* Start Given text *
I will be moving a motion for a ban on the hijab in schools up to Key Stage 3 at the Workers’ Liberty conference in December. I want to explain why.
The hijab isn’t just a piece of clothing, or even just a piece of religious clothing. It has strong political connotations with religious conservatism. It is closely associated with the notion of modesty, a sexist modesty which means women have to cover up to avoid arousing men. Martin Thomas correctly wrote in 2003, during a previous discussion within Workers’ Liberty:
“Whatever it is in an individual’s mind, socially and historically the hijab is not just a token of religious ideas.
“It represents and embodies women’s oppression. It defines the woman or girl who wears it as the property of the men (father, brothers, husband) to whom the right to see her unveiled is reserved. Wherever it becomes the norm, it is inseparable from the segregation and subordination of women.”
* End Given text *
* Start Data supplied *
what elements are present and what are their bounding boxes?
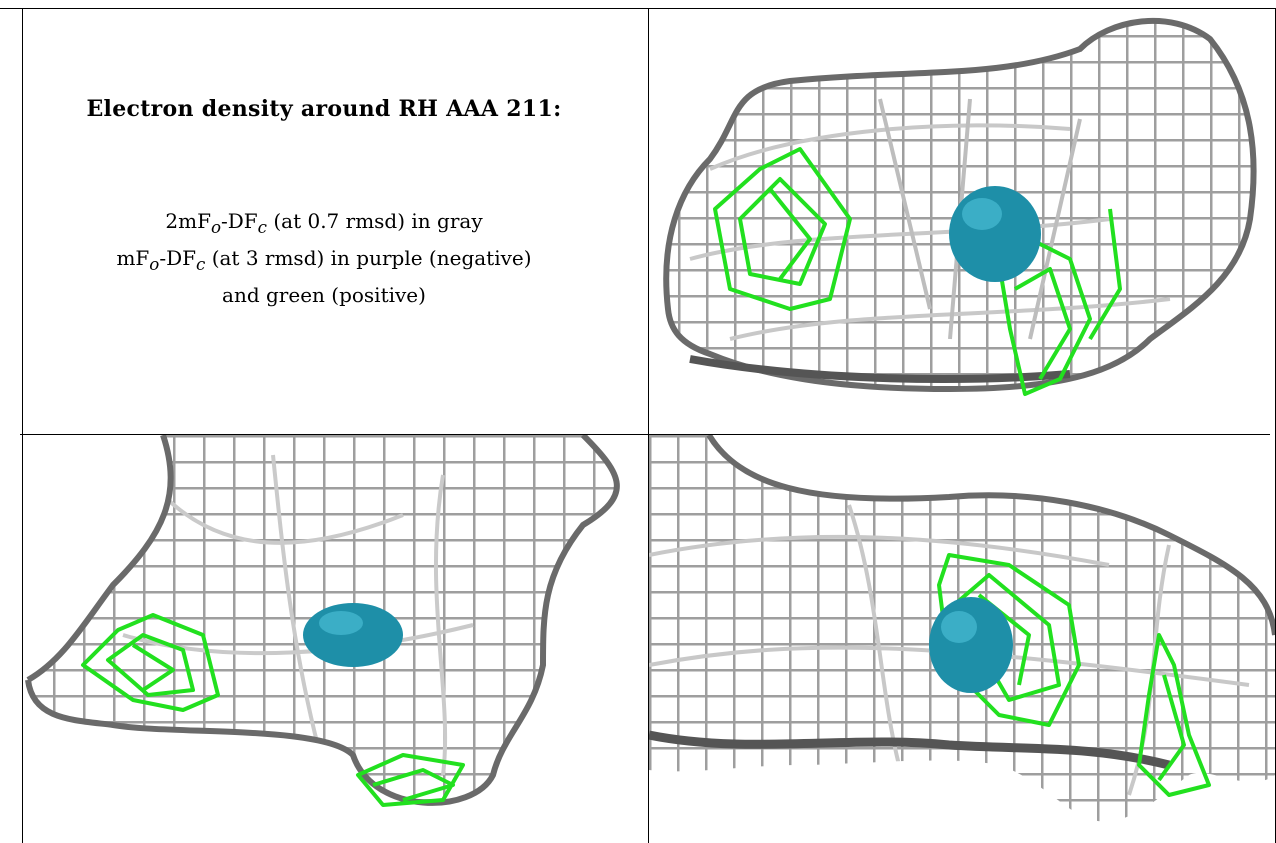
- density-view-top-right: [650, 9, 1274, 433]
- border-middle: [20, 434, 1270, 435]
- density-view-bottom-right: [649, 435, 1275, 843]
- legend-line-positive: and green (positive): [222, 283, 426, 307]
- mesh-svg-bl: [25, 435, 620, 807]
- mesh-svg-tr: [663, 17, 1257, 396]
- atom-sphere-bl: [303, 603, 403, 667]
- legend-line-gray: 2mFo-DFc (at 0.7 rmsd) in gray: [165, 209, 483, 237]
- caption-title: Electron density around RH AAA 211:: [86, 96, 562, 122]
- density-view-bottom-left: [23, 435, 647, 843]
- caption-legend: 2mFo-DFc (at 0.7 rmsd) in gray mFo-DFc (…: [0, 206, 648, 310]
- atom-sphere-tr: [949, 186, 1041, 282]
- legend-line-difference: mFo-DFc (at 3 rmsd) in purple (negative): [116, 246, 532, 274]
- mesh-svg-br: [649, 435, 1275, 822]
- atom-sphere-br: [929, 597, 1013, 693]
- border-center: [648, 8, 649, 843]
- border-top: [0, 8, 1276, 9]
- border-left: [22, 8, 23, 843]
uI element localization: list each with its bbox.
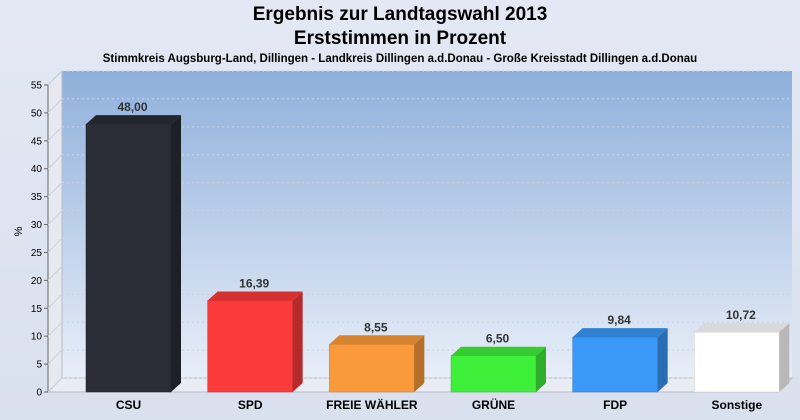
grid-line-depth bbox=[47, 238, 63, 253]
bar-side bbox=[171, 115, 181, 393]
y-tick-label: 55 bbox=[31, 81, 43, 92]
bar-side bbox=[536, 346, 546, 392]
x-tick-label: FREIE WÄHLER bbox=[326, 397, 418, 412]
data-label: 10,72 bbox=[726, 308, 756, 322]
bar bbox=[329, 335, 425, 393]
grid-line-depth bbox=[47, 349, 63, 365]
y-tick-label: 20 bbox=[31, 276, 43, 287]
data-label: 48,00 bbox=[117, 100, 147, 114]
bar-side bbox=[657, 328, 668, 392]
y-tick-label: 30 bbox=[31, 220, 43, 231]
bar-top bbox=[86, 115, 181, 125]
bar bbox=[207, 291, 303, 393]
bar-front bbox=[207, 300, 293, 393]
bar bbox=[572, 328, 668, 393]
bar-front bbox=[85, 123, 172, 393]
bar-front bbox=[450, 355, 537, 393]
y-tick-label: 45 bbox=[31, 136, 43, 147]
chart-subtitle: Erststimmen in Prozent bbox=[293, 28, 507, 49]
y-tick-label: 25 bbox=[31, 248, 43, 259]
bar-side bbox=[414, 335, 425, 392]
label-layer: 0 5 10 15 20 25 30 35 40 45 50 55% 48,00 CSU 16,39 SPD 8… bbox=[13, 81, 762, 413]
grid-line-depth bbox=[47, 154, 63, 170]
bar-front bbox=[694, 331, 780, 393]
bar-top bbox=[694, 323, 790, 333]
y-axis-label: % bbox=[13, 226, 25, 236]
bar-side bbox=[292, 291, 303, 392]
x-tick-label: Sonstige bbox=[711, 398, 762, 412]
data-label: 8,55 bbox=[364, 320, 388, 334]
grid-line-depth bbox=[47, 98, 63, 114]
y-tick-label: 15 bbox=[31, 304, 43, 315]
x-tick-label: FDP bbox=[603, 398, 627, 412]
y-tick-label: 35 bbox=[31, 192, 43, 203]
y-tick-label: 5 bbox=[36, 360, 42, 371]
grid-line-depth bbox=[47, 210, 63, 225]
bar-top bbox=[207, 291, 303, 301]
plot-left-wall bbox=[47, 69, 63, 394]
grid-line-depth bbox=[47, 321, 63, 337]
y-tick-label: 50 bbox=[31, 108, 43, 119]
bar bbox=[694, 323, 790, 393]
grid-line-depth bbox=[47, 293, 63, 309]
chart-region-subtitle: Stimmkreis Augsburg-Land, Dillingen - La… bbox=[102, 53, 698, 65]
y-tick-label: 40 bbox=[31, 164, 43, 175]
x-tick-label: CSU bbox=[116, 398, 141, 412]
plot-background bbox=[62, 71, 792, 378]
chart-title: Ergebnis zur Landtagswahl 2013 bbox=[252, 4, 548, 25]
grid-line-depth bbox=[47, 182, 63, 197]
grid-line-depth bbox=[47, 126, 63, 142]
data-label: 6,50 bbox=[486, 332, 510, 346]
y-tick-label: 10 bbox=[31, 332, 43, 343]
bar bbox=[85, 115, 181, 393]
data-label: 9,84 bbox=[607, 313, 631, 327]
bar-side bbox=[779, 323, 790, 392]
y-tick-label: 0 bbox=[36, 388, 42, 399]
bar-top bbox=[329, 335, 425, 345]
bar-top bbox=[572, 328, 668, 338]
bar-front bbox=[572, 336, 658, 393]
x-tick-label: SPD bbox=[238, 398, 263, 412]
bar-top bbox=[451, 346, 546, 356]
grid-line-depth bbox=[47, 70, 63, 86]
bar bbox=[450, 346, 546, 393]
bar-layer bbox=[85, 115, 790, 393]
x-tick-label: GRÜNE bbox=[472, 397, 515, 412]
grid-line-depth bbox=[47, 266, 63, 281]
data-label: 16,39 bbox=[239, 277, 269, 291]
grid-line-depth bbox=[47, 377, 63, 393]
bar-front bbox=[329, 344, 415, 393]
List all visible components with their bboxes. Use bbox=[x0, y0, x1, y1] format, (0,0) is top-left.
* End Data supplied *
Written exercise 1 — In the hijab text, update the stretch from "The hijab isn’t" through "of religious ideas." and give it again with "hijab" changed to "headscarf".
Written exercise 2 — List the men whom the hijab text names, in parentheses, as those to whom the right to see a woman or girl unveiled is reserved.

Task answer 1 —
The headscarf isn’t just a piece of clothing, or even just a piece of religious clothing. It has strong political connotations with religious conservatism. It is closely associated with the notion of modesty, a sexist modesty which means women have to cover up to avoid arousing men. Martin Thomas correctly wrote in 2003, during a previous discussion within Workers’ Liberty:
“Whatever it is in an individual’s mind, socially and historically the headscarf is not just a token of religious ideas.

Task answer 2 — father, brothers, husband